■ Task to carry out
Rewrite the entries below, switching each "coastline" to "shoreline" and leaving everything else as it is.

■ Saved data entries
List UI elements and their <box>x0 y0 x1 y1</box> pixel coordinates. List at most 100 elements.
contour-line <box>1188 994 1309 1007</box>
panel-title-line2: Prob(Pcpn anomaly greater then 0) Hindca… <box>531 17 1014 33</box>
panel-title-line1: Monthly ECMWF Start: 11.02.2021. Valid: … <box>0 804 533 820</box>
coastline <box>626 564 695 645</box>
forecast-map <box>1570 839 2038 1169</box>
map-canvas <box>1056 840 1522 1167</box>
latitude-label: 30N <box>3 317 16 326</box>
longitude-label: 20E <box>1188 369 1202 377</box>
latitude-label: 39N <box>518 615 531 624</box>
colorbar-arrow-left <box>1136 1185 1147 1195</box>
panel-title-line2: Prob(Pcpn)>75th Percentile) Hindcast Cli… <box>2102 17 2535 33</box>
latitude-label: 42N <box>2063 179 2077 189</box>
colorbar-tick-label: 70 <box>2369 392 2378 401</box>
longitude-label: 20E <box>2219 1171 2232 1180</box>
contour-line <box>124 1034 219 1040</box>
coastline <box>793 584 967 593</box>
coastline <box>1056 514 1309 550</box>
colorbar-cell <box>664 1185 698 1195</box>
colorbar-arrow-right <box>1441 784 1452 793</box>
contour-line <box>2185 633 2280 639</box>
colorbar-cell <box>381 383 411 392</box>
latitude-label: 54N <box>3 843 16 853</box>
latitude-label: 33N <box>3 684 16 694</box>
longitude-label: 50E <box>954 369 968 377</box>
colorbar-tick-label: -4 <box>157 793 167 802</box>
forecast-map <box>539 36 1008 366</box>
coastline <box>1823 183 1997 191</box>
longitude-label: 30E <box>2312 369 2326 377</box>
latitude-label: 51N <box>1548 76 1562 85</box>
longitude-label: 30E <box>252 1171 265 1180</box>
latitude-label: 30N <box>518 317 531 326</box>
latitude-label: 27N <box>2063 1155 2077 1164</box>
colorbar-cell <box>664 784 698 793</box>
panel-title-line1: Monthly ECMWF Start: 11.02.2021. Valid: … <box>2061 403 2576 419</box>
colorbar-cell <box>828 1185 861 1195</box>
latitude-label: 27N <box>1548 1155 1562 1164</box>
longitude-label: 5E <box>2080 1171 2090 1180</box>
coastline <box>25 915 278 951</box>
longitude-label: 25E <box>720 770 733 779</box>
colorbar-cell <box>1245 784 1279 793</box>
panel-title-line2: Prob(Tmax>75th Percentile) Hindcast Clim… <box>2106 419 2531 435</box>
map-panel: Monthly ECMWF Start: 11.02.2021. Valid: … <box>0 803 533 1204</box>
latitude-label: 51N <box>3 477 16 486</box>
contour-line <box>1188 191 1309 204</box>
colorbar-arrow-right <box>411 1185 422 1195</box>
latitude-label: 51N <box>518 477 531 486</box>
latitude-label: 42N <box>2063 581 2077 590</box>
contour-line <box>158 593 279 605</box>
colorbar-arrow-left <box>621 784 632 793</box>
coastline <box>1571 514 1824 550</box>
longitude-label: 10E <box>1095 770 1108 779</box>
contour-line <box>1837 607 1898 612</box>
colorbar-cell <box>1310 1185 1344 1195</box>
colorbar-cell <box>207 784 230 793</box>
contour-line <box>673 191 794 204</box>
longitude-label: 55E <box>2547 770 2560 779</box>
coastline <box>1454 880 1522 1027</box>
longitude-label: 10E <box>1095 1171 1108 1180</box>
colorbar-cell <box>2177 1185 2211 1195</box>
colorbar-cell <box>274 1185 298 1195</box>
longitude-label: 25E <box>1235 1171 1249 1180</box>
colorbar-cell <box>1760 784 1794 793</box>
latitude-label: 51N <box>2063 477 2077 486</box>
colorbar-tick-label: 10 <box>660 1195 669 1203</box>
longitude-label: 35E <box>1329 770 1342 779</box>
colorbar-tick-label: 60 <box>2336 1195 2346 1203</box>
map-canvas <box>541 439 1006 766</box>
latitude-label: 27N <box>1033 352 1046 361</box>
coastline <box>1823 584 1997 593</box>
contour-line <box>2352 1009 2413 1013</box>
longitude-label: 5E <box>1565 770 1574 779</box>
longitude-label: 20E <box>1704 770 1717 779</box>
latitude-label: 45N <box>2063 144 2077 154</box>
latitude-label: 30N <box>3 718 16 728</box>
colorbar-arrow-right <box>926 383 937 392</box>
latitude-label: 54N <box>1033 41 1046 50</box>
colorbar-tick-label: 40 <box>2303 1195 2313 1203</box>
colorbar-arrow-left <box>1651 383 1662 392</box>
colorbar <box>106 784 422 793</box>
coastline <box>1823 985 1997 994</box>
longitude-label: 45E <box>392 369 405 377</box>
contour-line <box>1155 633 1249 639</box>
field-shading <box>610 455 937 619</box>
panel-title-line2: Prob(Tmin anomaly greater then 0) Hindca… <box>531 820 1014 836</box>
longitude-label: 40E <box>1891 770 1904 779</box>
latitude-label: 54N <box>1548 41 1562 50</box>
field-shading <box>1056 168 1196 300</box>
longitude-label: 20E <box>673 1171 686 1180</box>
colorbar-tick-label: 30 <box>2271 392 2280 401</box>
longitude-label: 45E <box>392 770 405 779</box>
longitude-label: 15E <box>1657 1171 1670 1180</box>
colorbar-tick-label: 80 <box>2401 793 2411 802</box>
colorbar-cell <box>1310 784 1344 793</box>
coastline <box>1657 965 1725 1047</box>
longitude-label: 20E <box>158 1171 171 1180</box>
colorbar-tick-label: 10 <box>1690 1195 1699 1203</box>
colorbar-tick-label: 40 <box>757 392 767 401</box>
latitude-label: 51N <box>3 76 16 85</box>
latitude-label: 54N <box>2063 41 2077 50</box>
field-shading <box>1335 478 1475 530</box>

■ In response
List UI elements and their <box>x0 y0 x1 y1</box> pixel coordinates. List at most 100 elements.
contour-line <box>1188 994 1309 1007</box>
panel-title-line2: Prob(Pcpn anomaly greater then 0) Hindca… <box>531 17 1014 33</box>
panel-title-line1: Monthly ECMWF Start: 11.02.2021. Valid: … <box>0 804 533 820</box>
shoreline <box>626 564 695 645</box>
forecast-map <box>1570 839 2038 1169</box>
map-canvas <box>1056 840 1522 1167</box>
latitude-label: 30N <box>3 317 16 326</box>
longitude-label: 20E <box>1188 369 1202 377</box>
latitude-label: 39N <box>518 615 531 624</box>
colorbar-arrow-left <box>1136 1185 1147 1195</box>
panel-title-line2: Prob(Pcpn)>75th Percentile) Hindcast Cli… <box>2102 17 2535 33</box>
latitude-label: 42N <box>2063 179 2077 189</box>
colorbar-tick-label: 70 <box>2369 392 2378 401</box>
longitude-label: 20E <box>2219 1171 2232 1180</box>
contour-line <box>124 1034 219 1040</box>
shoreline <box>793 584 967 593</box>
shoreline <box>1056 514 1309 550</box>
colorbar-cell <box>664 1185 698 1195</box>
colorbar-arrow-right <box>1441 784 1452 793</box>
contour-line <box>2185 633 2280 639</box>
colorbar-cell <box>381 383 411 392</box>
latitude-label: 54N <box>3 843 16 853</box>
latitude-label: 33N <box>3 684 16 694</box>
longitude-label: 50E <box>954 369 968 377</box>
colorbar-tick-label: -4 <box>157 793 167 802</box>
forecast-map <box>539 36 1008 366</box>
shoreline <box>1823 183 1997 191</box>
longitude-label: 30E <box>2312 369 2326 377</box>
latitude-label: 51N <box>1548 76 1562 85</box>
longitude-label: 30E <box>252 1171 265 1180</box>
latitude-label: 30N <box>518 317 531 326</box>
latitude-label: 27N <box>2063 1155 2077 1164</box>
colorbar-cell <box>664 784 698 793</box>
panel-title-line1: Monthly ECMWF Start: 11.02.2021. Valid: … <box>2061 403 2576 419</box>
colorbar-cell <box>828 1185 861 1195</box>
latitude-label: 27N <box>1548 1155 1562 1164</box>
longitude-label: 5E <box>2080 1171 2090 1180</box>
shoreline <box>25 915 278 951</box>
longitude-label: 25E <box>720 770 733 779</box>
colorbar-cell <box>1245 784 1279 793</box>
panel-title-line2: Prob(Tmax>75th Percentile) Hindcast Clim… <box>2106 419 2531 435</box>
map-panel: Monthly ECMWF Start: 11.02.2021. Valid: … <box>0 803 533 1204</box>
latitude-label: 51N <box>3 477 16 486</box>
contour-line <box>1188 191 1309 204</box>
colorbar-arrow-right <box>411 1185 422 1195</box>
latitude-label: 51N <box>518 477 531 486</box>
latitude-label: 42N <box>2063 581 2077 590</box>
contour-line <box>158 593 279 605</box>
colorbar-arrow-left <box>621 784 632 793</box>
shoreline <box>1571 514 1824 550</box>
longitude-label: 10E <box>1095 770 1108 779</box>
contour-line <box>1837 607 1898 612</box>
colorbar-cell <box>1310 1185 1344 1195</box>
colorbar-cell <box>207 784 230 793</box>
contour-line <box>673 191 794 204</box>
longitude-label: 55E <box>2547 770 2560 779</box>
shoreline <box>1454 880 1522 1027</box>
longitude-label: 10E <box>1095 1171 1108 1180</box>
colorbar-cell <box>2177 1185 2211 1195</box>
colorbar-cell <box>274 1185 298 1195</box>
longitude-label: 25E <box>1235 1171 1249 1180</box>
colorbar-cell <box>1760 784 1794 793</box>
latitude-label: 51N <box>2063 477 2077 486</box>
colorbar-tick-label: 10 <box>660 1195 669 1203</box>
longitude-label: 35E <box>1329 770 1342 779</box>
colorbar-tick-label: 60 <box>2336 1195 2346 1203</box>
map-canvas <box>541 439 1006 766</box>
latitude-label: 27N <box>1033 352 1046 361</box>
shoreline <box>1823 584 1997 593</box>
contour-line <box>2352 1009 2413 1013</box>
longitude-label: 5E <box>1565 770 1574 779</box>
longitude-label: 20E <box>1704 770 1717 779</box>
latitude-label: 45N <box>2063 144 2077 154</box>
latitude-label: 30N <box>3 718 16 728</box>
colorbar-arrow-right <box>926 383 937 392</box>
latitude-label: 54N <box>1033 41 1046 50</box>
colorbar-tick-label: 40 <box>2303 1195 2313 1203</box>
colorbar-arrow-left <box>1651 383 1662 392</box>
colorbar <box>106 784 422 793</box>
shoreline <box>1823 985 1997 994</box>
longitude-label: 45E <box>392 369 405 377</box>
contour-line <box>1155 633 1249 639</box>
field-shading <box>610 455 937 619</box>
panel-title-line2: Prob(Tmin anomaly greater then 0) Hindca… <box>531 820 1014 836</box>
longitude-label: 40E <box>1891 770 1904 779</box>
latitude-label: 54N <box>1548 41 1562 50</box>
field-shading <box>1056 168 1196 300</box>
longitude-label: 20E <box>673 1171 686 1180</box>
colorbar-tick-label: 30 <box>2271 392 2280 401</box>
longitude-label: 45E <box>392 770 405 779</box>
longitude-label: 15E <box>1657 1171 1670 1180</box>
colorbar-tick-label: 80 <box>2401 793 2411 802</box>
colorbar-cell <box>1310 784 1344 793</box>
shoreline <box>1657 965 1725 1047</box>
longitude-label: 20E <box>158 1171 171 1180</box>
colorbar-tick-label: 10 <box>1690 1195 1699 1203</box>
colorbar-tick-label: 40 <box>757 392 767 401</box>
latitude-label: 51N <box>3 76 16 85</box>
latitude-label: 54N <box>2063 41 2077 50</box>
field-shading <box>1335 478 1475 530</box>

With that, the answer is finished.